# What is expected:
Write out the whole listing word for word.

○ ○ ○

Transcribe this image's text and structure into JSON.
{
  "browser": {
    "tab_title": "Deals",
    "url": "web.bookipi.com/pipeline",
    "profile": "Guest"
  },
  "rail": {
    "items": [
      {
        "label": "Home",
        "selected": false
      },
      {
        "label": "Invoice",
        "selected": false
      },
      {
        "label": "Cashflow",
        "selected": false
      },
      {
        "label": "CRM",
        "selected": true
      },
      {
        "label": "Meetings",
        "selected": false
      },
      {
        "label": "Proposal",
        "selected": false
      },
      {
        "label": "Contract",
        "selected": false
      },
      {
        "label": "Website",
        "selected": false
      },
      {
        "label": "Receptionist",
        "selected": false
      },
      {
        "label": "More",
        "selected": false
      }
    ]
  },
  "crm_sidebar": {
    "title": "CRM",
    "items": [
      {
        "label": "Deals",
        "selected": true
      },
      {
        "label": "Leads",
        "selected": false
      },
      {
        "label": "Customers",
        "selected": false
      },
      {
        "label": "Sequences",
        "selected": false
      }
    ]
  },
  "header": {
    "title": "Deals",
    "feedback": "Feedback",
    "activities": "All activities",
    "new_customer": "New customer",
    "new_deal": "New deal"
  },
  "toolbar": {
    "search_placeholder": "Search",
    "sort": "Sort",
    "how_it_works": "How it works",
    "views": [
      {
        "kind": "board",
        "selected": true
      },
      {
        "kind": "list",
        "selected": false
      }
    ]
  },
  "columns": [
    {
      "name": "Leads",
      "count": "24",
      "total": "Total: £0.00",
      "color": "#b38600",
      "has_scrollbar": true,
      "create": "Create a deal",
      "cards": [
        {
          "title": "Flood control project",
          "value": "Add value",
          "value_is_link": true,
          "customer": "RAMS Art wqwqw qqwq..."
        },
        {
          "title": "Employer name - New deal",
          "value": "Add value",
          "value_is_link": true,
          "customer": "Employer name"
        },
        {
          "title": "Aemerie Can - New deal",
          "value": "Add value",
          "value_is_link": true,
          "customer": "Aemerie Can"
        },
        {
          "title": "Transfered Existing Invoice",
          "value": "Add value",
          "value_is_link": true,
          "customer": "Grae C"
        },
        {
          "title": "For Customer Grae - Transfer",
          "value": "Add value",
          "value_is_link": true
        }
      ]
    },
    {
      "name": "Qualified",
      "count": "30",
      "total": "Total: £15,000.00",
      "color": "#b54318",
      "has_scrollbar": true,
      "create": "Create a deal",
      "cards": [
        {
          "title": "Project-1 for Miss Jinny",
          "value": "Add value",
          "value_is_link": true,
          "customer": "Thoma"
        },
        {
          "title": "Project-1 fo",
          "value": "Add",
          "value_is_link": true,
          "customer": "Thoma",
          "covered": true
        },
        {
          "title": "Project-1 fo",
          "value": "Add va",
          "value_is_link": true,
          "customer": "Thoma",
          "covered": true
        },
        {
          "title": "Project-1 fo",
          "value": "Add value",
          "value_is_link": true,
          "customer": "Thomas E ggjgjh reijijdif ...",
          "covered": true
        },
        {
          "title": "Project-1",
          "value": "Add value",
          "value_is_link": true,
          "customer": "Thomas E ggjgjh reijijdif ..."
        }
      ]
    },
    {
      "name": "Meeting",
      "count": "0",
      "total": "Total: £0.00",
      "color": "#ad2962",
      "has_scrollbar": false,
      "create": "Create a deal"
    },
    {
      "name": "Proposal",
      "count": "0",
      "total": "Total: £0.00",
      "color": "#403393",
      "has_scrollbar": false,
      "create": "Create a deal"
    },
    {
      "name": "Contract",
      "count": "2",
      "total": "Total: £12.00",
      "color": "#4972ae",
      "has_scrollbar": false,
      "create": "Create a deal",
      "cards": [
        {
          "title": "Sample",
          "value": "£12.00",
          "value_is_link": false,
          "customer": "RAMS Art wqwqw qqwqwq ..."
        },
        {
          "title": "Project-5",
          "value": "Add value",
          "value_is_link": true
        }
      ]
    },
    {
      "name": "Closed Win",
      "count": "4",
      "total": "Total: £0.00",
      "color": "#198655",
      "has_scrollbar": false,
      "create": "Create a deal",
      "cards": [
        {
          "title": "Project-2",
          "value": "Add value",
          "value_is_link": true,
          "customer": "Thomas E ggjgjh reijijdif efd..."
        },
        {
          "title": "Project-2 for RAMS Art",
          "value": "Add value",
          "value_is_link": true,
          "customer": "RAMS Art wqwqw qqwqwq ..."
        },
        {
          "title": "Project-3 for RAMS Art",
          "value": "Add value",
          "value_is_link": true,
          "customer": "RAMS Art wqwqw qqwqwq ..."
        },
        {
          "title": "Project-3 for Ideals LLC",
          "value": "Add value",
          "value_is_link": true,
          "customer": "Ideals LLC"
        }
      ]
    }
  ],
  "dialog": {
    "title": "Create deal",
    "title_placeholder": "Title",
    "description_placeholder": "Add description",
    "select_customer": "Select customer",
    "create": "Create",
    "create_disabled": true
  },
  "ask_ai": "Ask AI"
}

○ ○ ○

# Complete response:
Transcribe this image's text and structure into JSON.
{
  "browser": {
    "tab_title": "Deals",
    "url": "web.bookipi.com/pipeline",
    "profile": "Guest"
  },
  "rail": {
    "items": [
      {
        "label": "Home",
        "selected": false
      },
      {
        "label": "Invoice",
        "selected": false
      },
      {
        "label": "Cashflow",
        "selected": false
      },
      {
        "label": "CRM",
        "selected": true
      },
      {
        "label": "Meetings",
        "selected": false
      },
      {
        "label": "Proposal",
        "selected": false
      },
      {
        "label": "Contract",
        "selected": false
      },
      {
        "label": "Website",
        "selected": false
      },
      {
        "label": "Receptionist",
        "selected": false
      },
      {
        "label": "More",
        "selected": false
      }
    ]
  },
  "crm_sidebar": {
    "title": "CRM",
    "items": [
      {
        "label": "Deals",
        "selected": true
      },
      {
        "label": "Leads",
        "selected": false
      },
      {
        "label": "Customers",
        "selected": false
      },
      {
        "label": "Sequences",
        "selected": false
      }
    ]
  },
  "header": {
    "title": "Deals",
    "feedback": "Feedback",
    "activities": "All activities",
    "new_customer": "New customer",
    "new_deal": "New deal"
  },
  "toolbar": {
    "search_placeholder": "Search",
    "sort": "Sort",
    "how_it_works": "How it works",
    "views": [
      {
        "kind": "board",
        "selected": true
      },
      {
        "kind": "list",
        "selected": false
      }
    ]
  },
  "columns": [
    {
      "name": "Leads",
      "count": "24",
      "total": "Total: £0.00",
      "color": "#b38600",
      "has_scrollbar": true,
      "create": "Create a deal",
      "cards": [
        {
          "title": "Flood control project",
          "value": "Add value",
          "value_is_link": true,
          "customer": "RAMS Art wqwqw qqwq..."
        },
        {
          "title": "Employer name - New deal",
          "value": "Add value",
          "value_is_link": true,
          "customer": "Employer name"
        },
        {
          "title": "Aemerie Can - New deal",
          "value": "Add value",
          "value_is_link": true,
          "customer": "Aemerie Can"
        },
        {
          "title": "Transfered Existing Invoice",
          "value": "Add value",
          "value_is_link": true,
          "customer": "Grae C"
        },
        {
          "title": "For Customer Grae - Transfer",
          "value": "Add value",
          "value_is_link": true
        }
      ]
    },
    {
      "name": "Qualified",
      "count": "30",
      "total": "Total: £15,000.00",
      "color": "#b54318",
      "has_scrollbar": true,
      "create": "Create a deal",
      "cards": [
        {
          "title": "Project-1 for Miss Jinny",
          "value": "Add value",
          "value_is_link": true,
          "customer": "Thoma"
        },
        {
          "title": "Project-1 fo",
          "value": "Add",
          "value_is_link": true,
          "customer": "Thoma",
          "covered": true
        },
        {
          "title": "Project-1 fo",
          "value": "Add va",
          "value_is_link": true,
          "customer": "Thoma",
          "covered": true
        },
        {
          "title": "Project-1 fo",
          "value": "Add value",
          "value_is_link": true,
          "customer": "Thomas E ggjgjh reijijdif ...",
          "covered": true
        },
        {
          "title": "Project-1",
          "value": "Add value",
          "value_is_link": true,
          "customer": "Thomas E ggjgjh reijijdif ..."
        }
      ]
    },
    {
      "name": "Meeting",
      "count": "0",
      "total": "Total: £0.00",
      "color": "#ad2962",
      "has_scrollbar": false,
      "create": "Create a deal"
    },
    {
      "name": "Proposal",
      "count": "0",
      "total": "Total: £0.00",
      "color": "#403393",
      "has_scrollbar": false,
      "create": "Create a deal"
    },
    {
      "name": "Contract",
      "count": "2",
      "total": "Total: £12.00",
      "color": "#4972ae",
      "has_scrollbar": false,
      "create": "Create a deal",
      "cards": [
        {
          "title": "Sample",
          "value": "£12.00",
          "value_is_link": false,
          "customer": "RAMS Art wqwqw qqwqwq ..."
        },
        {
          "title": "Project-5",
          "value": "Add value",
          "value_is_link": true
        }
      ]
    },
    {
      "name": "Closed Win",
      "count": "4",
      "total": "Total: £0.00",
      "color": "#198655",
      "has_scrollbar": false,
      "create": "Create a deal",
      "cards": [
        {
          "title": "Project-2",
          "value": "Add value",
          "value_is_link": true,
          "customer": "Thomas E ggjgjh reijijdif efd..."
        },
        {
          "title": "Project-2 for RAMS Art",
          "value": "Add value",
          "value_is_link": true,
          "customer": "RAMS Art wqwqw qqwqwq ..."
        },
        {
          "title": "Project-3 for RAMS Art",
          "value": "Add value",
          "value_is_link": true,
          "customer": "RAMS Art wqwqw qqwqwq ..."
        },
        {
          "title": "Project-3 for Ideals LLC",
          "value": "Add value",
          "value_is_link": true,
          "customer": "Ideals LLC"
        }
      ]
    }
  ],
  "dialog": {
    "title": "Create deal",
    "title_placeholder": "Title",
    "description_placeholder": "Add description",
    "select_customer": "Select customer",
    "create": "Create",
    "create_disabled": true
  },
  "ask_ai": "Ask AI"
}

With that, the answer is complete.